> [Страница]:

3.6. «ВСЁ ПРОПЬЁМ, НО ФЛОТ НЕ ОПОЗОРИМ», — ГОВАРИВАЛ ЭКИПАЖ ПОДВОДНОЙ ЛОДКИ «ДЕЛЬФИН», ПОПИВАЯ СПИРТ

3.6. «ВСЁ ПРОПЬЁМ, НО ФЛОТ НЕ ОПОЗОРИМ», — ГОВАРИВАЛ ЭКИПАЖ ПОДВОДНОЙ ЛОДКИ «ДЕЛЬФИН», ПОПИВАЯ СПИРТ

Много интересного хранят архивы: чего только там нет! И серьёзные доклады командиров, кораблей, и сухие донесения, и отчеты по расходованию денег. Изучая в ЦГА ВМФ материалы по истории войны 1914—1918 гг., заинтересовался я двумя делами, в которых говорилось о первой мореходной подводной лодке нашего флота «Дельфин». Правда, место, где они хранились, оказалось очень уж специфическим — фонд Морского судебного ведомства…

Первое дело было о взрыве аккумуляторной батареи на подводной лодке и ничего особенно интересного не содержало. История, в общем-то, банальная. Во время зарядки батареи на стоявшей в мастерских Сибирской флотилии (ныне «Дальзаводе») подводной лодке по неустановленной причине произошёл взрыв водорода, выделяемого батареей, разрушивший её аккумуляторы. Поскольку виновного не нашли, то убыток, составивший более 4000 рублей, списали за счёт казны. Вообще, «Дельфин» имел очень неудачную систему вентиляции, и взрывы водорода на нём не были редкостью.

Гораздо любопытнее было другое дело — «О продаже спирта на станции Котлас нижними чинами подводной лодки “Дельфин”». Здесь следует отметить, что в годы Первой мировой войны в России был объявлен сухой закон, поэтому и дело о продаже спирта приобрело такое значение, что им занялись Главный штаб и Морское министерство.

С началом войны для прикрытия морских перевозок на севере страны от атак германского флота в Заполярье потребовались силы. Поскольку на всё Белое и Баренцево моря был только один сторожевик «Бакан», пришлось отправить туда корабли с Тихого океана и прибегнуть к их закупкам за границей. В число отправляемых кораблей попал и «Дельфин», поскольку другие лодки из состава Сибирской флотилии уже были перевезены на Балтику и Чёрное море. В 1916 г. «Дельфин» погрузили на специальный транспортёр (многоосную железнодорожную платформу) и отправили на станцию Котлас, откуда до Архангельска подводная лодка должна была следовать по реке. Для проверки положения дел с подготовкой корабля для дальнейшей транспортировки в Котлас прибыл адъютант морского министра капитан 1-го ранга Рощаковскии, к нему с жалобой на безобразия моряков обратился местный житель отставной кочегарный унтер-офицер Паламозов. Обнаружив вопиющие безобразия, Рощаковскии доложил по команде, и началось следствие, которое проводил обер-аудитор штаба старшего морского начальника в Кольском заливе полковник Сокольский.

> [Задание]:
Подходят ли эти утверждения к тексту о подводной лодке «Дельфин»? На каждое ответьте «да» или «нет» и дословно приведите слова текста, которые это решают.
1. Убыток от взрыва аккумуляторной батареи превысил 4000 рублей.
2. «Дельфин» отправили на станцию Котлас в 1914 году.
3. Следствие вёл адъютант морского министра.

> [Исходные данные]:
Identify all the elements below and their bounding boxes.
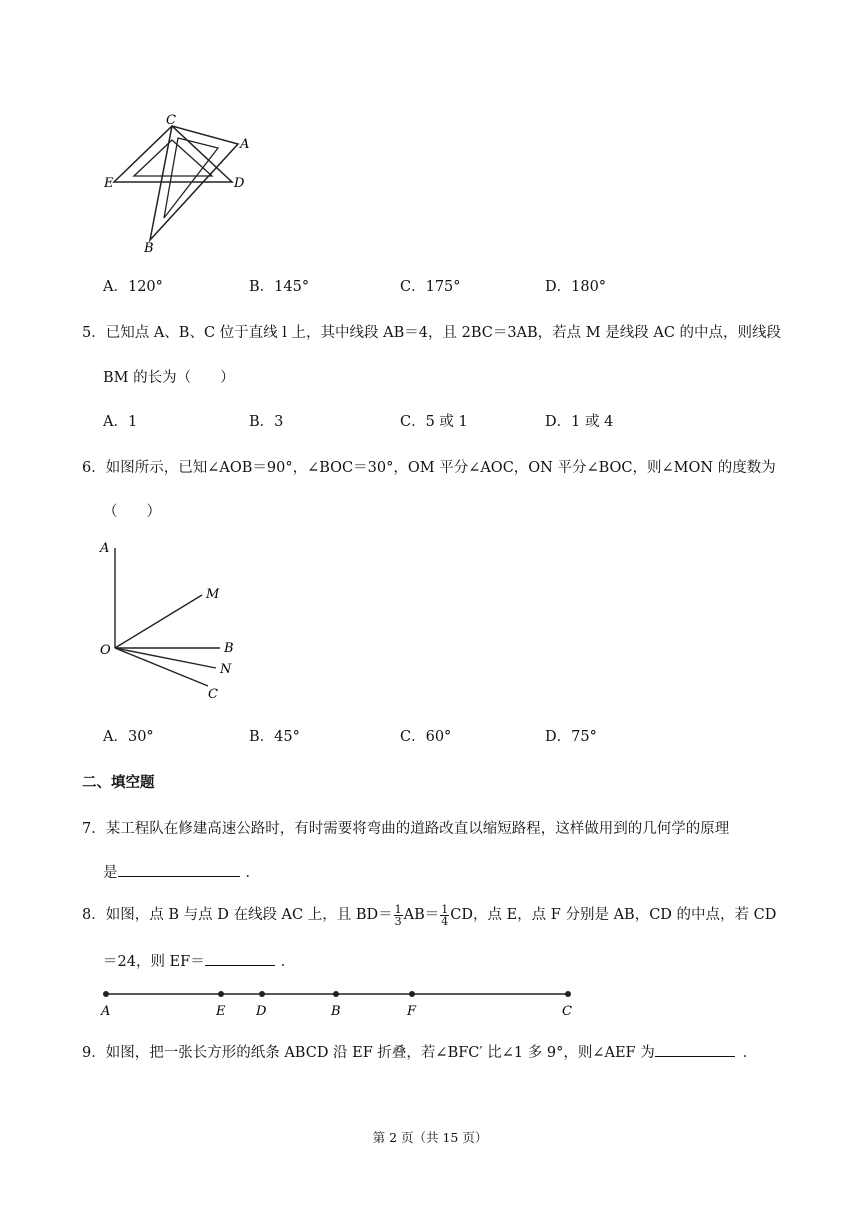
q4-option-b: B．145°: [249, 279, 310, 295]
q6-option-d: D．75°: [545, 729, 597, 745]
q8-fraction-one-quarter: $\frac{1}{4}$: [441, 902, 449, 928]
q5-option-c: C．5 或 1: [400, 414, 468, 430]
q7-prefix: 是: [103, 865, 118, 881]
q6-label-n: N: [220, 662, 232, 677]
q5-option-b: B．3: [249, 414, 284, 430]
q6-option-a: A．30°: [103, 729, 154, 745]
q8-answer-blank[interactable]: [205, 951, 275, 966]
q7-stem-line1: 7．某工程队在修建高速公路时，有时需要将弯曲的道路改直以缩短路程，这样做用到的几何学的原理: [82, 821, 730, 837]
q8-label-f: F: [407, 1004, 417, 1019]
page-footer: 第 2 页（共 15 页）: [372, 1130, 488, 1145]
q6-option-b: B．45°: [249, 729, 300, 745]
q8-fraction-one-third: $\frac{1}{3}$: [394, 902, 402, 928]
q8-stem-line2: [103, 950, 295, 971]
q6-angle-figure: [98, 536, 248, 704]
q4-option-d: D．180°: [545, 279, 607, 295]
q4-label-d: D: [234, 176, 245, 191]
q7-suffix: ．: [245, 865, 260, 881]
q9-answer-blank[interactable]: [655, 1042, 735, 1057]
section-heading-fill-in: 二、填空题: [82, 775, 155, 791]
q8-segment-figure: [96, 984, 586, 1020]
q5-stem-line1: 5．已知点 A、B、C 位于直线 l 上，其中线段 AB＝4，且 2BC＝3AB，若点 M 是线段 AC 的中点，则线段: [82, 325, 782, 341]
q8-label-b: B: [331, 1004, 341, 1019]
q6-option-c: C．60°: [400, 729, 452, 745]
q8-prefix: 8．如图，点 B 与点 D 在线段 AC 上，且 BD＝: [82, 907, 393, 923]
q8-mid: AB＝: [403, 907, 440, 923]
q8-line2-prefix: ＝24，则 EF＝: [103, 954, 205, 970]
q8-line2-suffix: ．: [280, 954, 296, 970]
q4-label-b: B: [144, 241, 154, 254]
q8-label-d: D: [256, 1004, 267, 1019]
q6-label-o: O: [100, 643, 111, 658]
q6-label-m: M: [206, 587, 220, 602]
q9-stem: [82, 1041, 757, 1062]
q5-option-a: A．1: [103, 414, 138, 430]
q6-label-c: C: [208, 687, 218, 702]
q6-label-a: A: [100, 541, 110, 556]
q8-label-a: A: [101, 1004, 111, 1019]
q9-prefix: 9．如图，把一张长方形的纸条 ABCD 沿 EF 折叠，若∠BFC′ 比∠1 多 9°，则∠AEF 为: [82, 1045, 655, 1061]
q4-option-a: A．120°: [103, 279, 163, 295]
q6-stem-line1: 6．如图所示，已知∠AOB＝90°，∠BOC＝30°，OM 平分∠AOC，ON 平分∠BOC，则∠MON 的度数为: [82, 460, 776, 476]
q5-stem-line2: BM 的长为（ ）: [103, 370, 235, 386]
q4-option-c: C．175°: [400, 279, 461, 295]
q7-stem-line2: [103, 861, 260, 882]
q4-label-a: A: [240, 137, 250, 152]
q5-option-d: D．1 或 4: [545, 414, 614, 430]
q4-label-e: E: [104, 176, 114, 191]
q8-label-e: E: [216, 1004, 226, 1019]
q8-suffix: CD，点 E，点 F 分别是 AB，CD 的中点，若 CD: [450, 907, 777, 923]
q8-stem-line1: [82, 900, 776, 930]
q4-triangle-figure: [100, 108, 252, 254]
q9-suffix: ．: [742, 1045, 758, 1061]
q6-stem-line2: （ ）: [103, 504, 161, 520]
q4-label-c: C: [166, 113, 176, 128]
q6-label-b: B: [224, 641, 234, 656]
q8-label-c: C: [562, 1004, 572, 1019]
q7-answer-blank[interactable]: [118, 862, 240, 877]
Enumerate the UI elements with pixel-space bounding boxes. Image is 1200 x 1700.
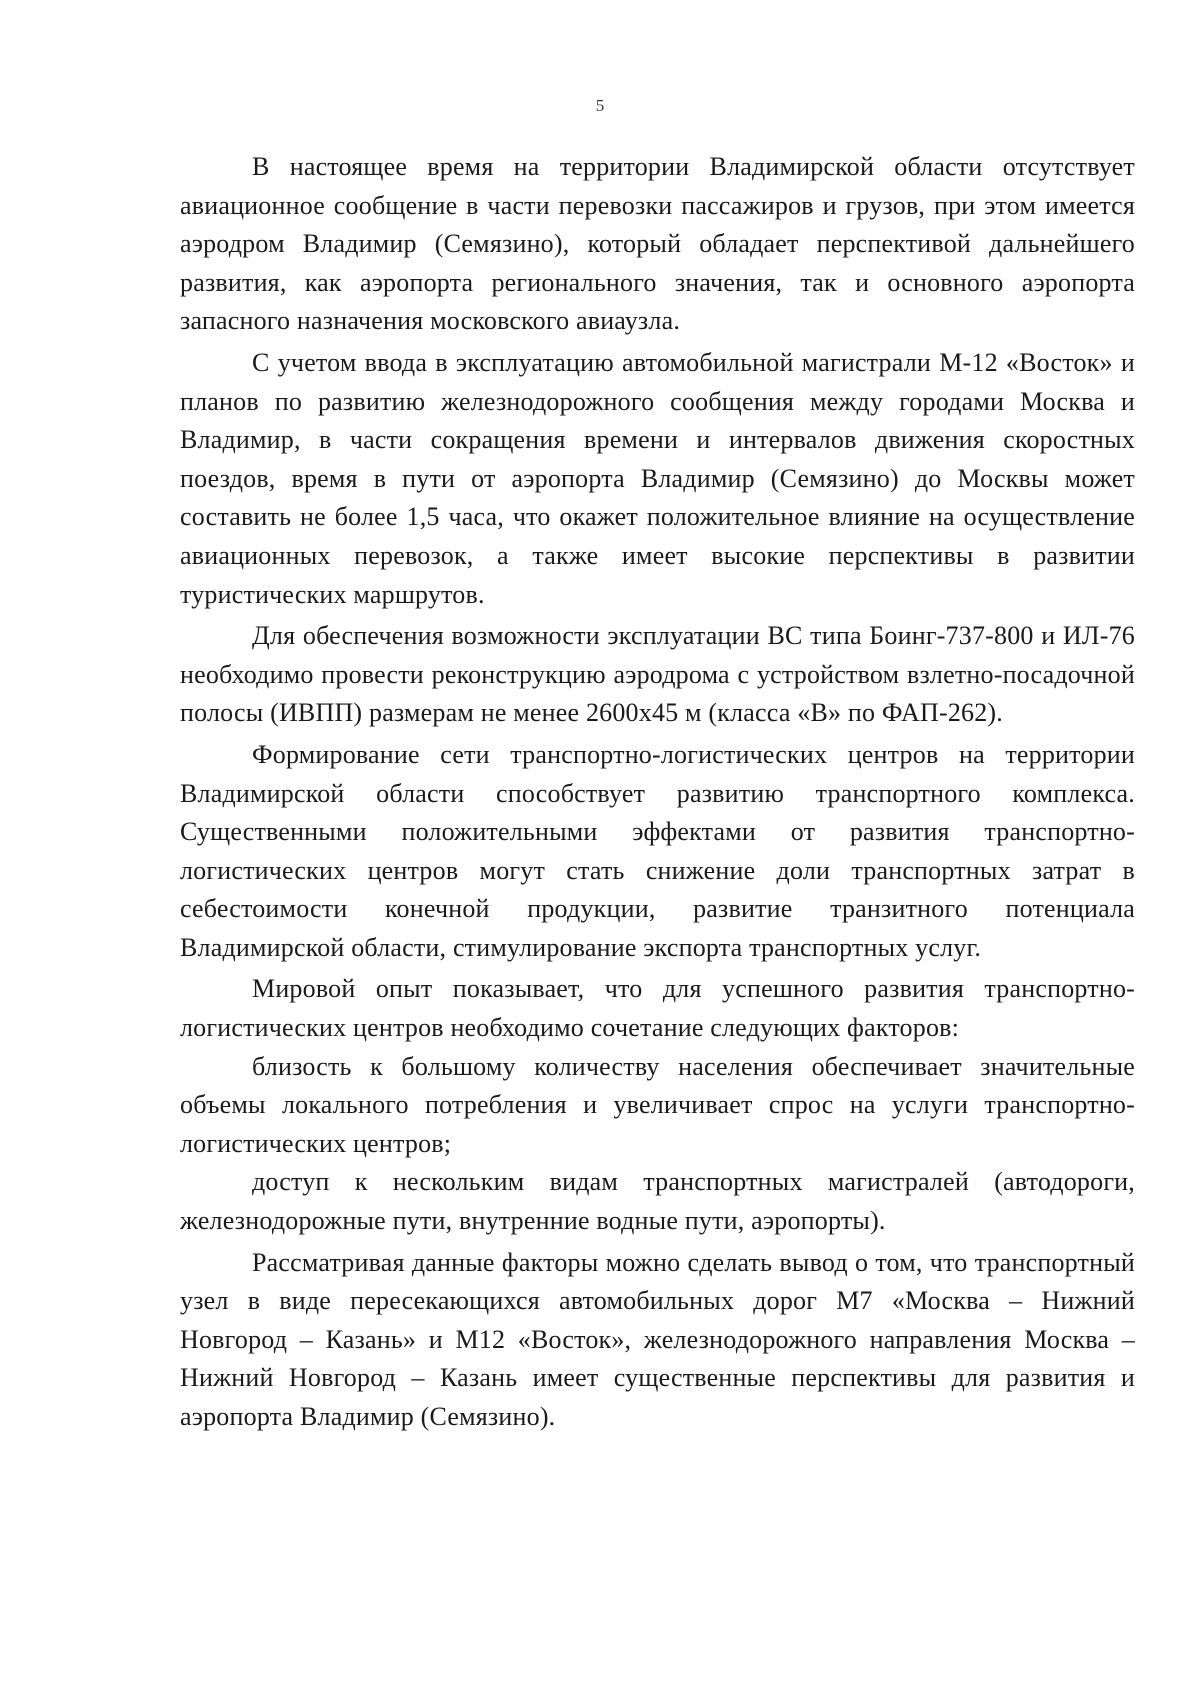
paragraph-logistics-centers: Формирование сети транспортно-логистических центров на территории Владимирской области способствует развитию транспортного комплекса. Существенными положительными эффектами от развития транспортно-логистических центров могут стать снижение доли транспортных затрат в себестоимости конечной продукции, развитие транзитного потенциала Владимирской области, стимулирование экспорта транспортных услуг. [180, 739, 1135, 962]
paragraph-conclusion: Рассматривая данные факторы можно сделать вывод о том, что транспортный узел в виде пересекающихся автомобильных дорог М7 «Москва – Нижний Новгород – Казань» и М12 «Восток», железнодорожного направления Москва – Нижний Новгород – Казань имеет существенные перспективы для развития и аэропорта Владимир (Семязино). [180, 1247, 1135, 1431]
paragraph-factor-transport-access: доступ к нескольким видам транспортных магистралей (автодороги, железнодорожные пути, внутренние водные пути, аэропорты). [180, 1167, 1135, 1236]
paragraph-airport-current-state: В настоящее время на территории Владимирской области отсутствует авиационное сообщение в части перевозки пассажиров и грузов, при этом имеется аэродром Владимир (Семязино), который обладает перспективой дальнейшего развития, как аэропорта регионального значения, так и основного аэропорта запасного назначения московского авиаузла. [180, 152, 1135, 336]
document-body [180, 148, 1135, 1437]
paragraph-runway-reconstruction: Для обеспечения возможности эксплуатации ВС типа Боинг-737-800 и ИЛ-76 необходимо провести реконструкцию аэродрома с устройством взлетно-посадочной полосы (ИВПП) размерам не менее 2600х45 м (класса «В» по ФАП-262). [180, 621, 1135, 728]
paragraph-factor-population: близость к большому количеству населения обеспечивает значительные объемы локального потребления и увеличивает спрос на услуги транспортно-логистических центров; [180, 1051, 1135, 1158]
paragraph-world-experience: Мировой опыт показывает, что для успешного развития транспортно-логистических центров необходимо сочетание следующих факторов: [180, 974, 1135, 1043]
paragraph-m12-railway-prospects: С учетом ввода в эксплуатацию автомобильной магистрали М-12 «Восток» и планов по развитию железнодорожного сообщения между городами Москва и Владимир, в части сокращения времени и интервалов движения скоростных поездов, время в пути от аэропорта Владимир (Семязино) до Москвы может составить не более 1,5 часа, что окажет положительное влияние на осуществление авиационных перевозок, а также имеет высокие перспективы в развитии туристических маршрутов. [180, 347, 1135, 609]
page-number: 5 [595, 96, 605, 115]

> [Решение]:
1. Да: «убыток, составивший более 4000 рублей, списали за счёт казны».
2. Нет: „В 1916 г. «Дельфин» погрузили на специальный транспортёр“.
3. Нет: «следствие, которое проводил обер-аудитор штаба старшего морского начальника в Кольском заливе полковник Сокольский».